Gather each line of the records where "requêtes" appears.

--- begin Supplied data ---

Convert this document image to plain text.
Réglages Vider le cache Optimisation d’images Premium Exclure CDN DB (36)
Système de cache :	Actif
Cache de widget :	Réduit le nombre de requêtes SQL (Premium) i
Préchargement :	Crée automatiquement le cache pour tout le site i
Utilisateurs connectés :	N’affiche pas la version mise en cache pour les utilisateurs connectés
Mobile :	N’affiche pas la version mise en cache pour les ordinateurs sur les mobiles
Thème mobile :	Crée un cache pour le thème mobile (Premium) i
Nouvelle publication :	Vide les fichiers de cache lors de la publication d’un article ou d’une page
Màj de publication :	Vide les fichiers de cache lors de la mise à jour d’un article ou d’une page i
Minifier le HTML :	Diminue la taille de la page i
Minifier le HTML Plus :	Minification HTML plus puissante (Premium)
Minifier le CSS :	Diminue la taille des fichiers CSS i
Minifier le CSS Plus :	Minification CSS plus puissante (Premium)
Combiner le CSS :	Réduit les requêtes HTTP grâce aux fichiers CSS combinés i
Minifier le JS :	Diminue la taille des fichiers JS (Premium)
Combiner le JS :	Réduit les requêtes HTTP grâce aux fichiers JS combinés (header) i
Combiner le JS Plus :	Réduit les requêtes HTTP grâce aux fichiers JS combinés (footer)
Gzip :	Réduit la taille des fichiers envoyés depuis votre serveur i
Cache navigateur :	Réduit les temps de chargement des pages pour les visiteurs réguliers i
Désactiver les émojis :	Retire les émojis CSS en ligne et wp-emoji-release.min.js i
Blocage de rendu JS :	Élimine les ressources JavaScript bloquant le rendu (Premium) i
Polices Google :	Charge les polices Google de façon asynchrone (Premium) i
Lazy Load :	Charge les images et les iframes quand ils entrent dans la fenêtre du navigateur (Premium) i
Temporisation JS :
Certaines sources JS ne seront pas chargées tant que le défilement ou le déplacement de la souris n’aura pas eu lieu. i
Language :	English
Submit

--- end Supplied data ---

* _Correct response_:
Cache de widget :	Réduit le nombre de requêtes SQL (Premium) i
Combiner le CSS :	Réduit les requêtes HTTP grâce aux fichiers CSS combinés i
Combiner le JS :	Réduit les requêtes HTTP grâce aux fichiers JS combinés (header) i
Combiner le JS Plus :	Réduit les requêtes HTTP grâce aux fichiers JS combinés (footer)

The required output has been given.